= PROBLEM =
Check every line of the data below for the string "color", and copy the ones that hold it.

(Part of a data file)
## start

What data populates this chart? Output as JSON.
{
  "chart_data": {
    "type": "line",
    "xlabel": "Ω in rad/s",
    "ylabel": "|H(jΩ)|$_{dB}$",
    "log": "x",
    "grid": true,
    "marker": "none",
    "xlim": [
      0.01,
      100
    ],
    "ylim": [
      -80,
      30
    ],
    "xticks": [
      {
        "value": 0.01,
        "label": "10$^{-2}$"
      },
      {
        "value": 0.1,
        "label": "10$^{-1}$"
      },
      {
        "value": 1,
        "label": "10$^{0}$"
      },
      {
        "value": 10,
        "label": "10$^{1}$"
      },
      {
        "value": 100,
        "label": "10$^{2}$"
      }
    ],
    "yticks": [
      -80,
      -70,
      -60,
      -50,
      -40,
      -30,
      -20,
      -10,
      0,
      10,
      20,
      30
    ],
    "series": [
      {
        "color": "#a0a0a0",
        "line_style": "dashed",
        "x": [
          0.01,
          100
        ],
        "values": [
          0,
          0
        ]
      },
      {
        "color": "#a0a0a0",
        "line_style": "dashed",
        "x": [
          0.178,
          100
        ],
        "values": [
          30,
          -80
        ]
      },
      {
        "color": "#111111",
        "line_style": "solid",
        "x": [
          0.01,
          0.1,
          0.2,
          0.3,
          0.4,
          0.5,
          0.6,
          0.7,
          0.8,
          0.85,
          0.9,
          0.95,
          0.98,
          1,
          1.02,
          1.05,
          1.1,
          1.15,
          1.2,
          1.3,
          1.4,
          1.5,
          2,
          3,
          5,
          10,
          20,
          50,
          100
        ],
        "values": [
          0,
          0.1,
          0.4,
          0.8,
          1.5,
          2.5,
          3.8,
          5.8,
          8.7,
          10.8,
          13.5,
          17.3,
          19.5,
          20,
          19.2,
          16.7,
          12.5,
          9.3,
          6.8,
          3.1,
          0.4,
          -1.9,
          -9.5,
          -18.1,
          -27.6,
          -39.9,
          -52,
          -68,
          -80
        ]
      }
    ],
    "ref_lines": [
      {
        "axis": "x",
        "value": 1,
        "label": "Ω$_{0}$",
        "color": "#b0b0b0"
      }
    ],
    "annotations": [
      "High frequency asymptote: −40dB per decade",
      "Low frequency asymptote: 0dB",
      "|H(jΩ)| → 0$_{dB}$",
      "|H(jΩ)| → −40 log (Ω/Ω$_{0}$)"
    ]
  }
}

## end

= RESPONSE TO THIS EXERCISE =
        "color": "#a0a0a0",
        "color": "#a0a0a0",
        "color": "#111111",
        "color": "#b0b0b0"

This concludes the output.